===== Selection =====
Thank you for spotlighting this moment. Any recommendations on where to read more? I’d love to share with my daughter.

Small soapbox moment, but I think it helps the conversation:

The 100,000 girls playing Little League is very important but even at six years old, kids are self-segregating by sex. Leagues need to apply more effort to recruiting multiple girls to the same team. Concentration, more than quantity, is what will push us ahead quicker. Being the one who is not like all the others at a time when you’re just learning new skills is really difficult.

My daughter plays on an all-girls Little League team (6th in the US when we started three seasons ago, as far as I could tell). Recruiting for the team hasn’t been easy. It’s not a matter of convincing kids though, but parents. Our parents don’t dismiss it because they explicitly think baseball is for boys, but it just never enters the conversations they have with their daughters when it comes time to decide spring activities. Their default mental options don’t include it. Gymnastics, dance, soccer, basketball, but no baseball. When asked why not baseball the answer is always either, ‘oh, I don’t know. I never thought of that’ or ‘do you mean softball?’

Progress will be and is being made, but it’s never as fast as we want.

Thank you again.

CliffH
4 years ago

Are you arguing that one day there will be a woman playing in MLB? What about NFL, NBA, NHL?
===== Material =====
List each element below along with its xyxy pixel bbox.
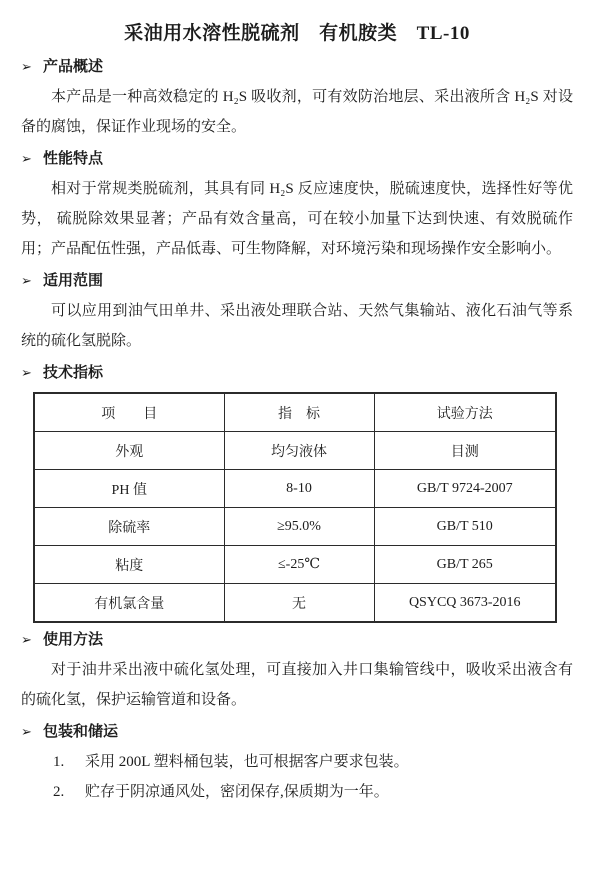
=====
◆ **Problem A**
According to the comment about girls in Little League, how many girls play Little League?
◆ **Problem B**
Using the comment about girls in Little League, say whether each statement agrees with it: (i) The writer says recruiting for the all-girls team has been easy. (ii) The writer says the challenge is convincing parents rather than kids. (iii) The writer says concentration matters more than quantity.

◆ **Complete answer A**
100,000

◆ **Complete answer B**
(i) No: "Recruiting for the team hasn’t been easy."
(ii) Yes: "It’s not a matter of convincing kids though, but parents."
(iii) Yes: "Concentration, more than quantity, is what will push us ahead quicker."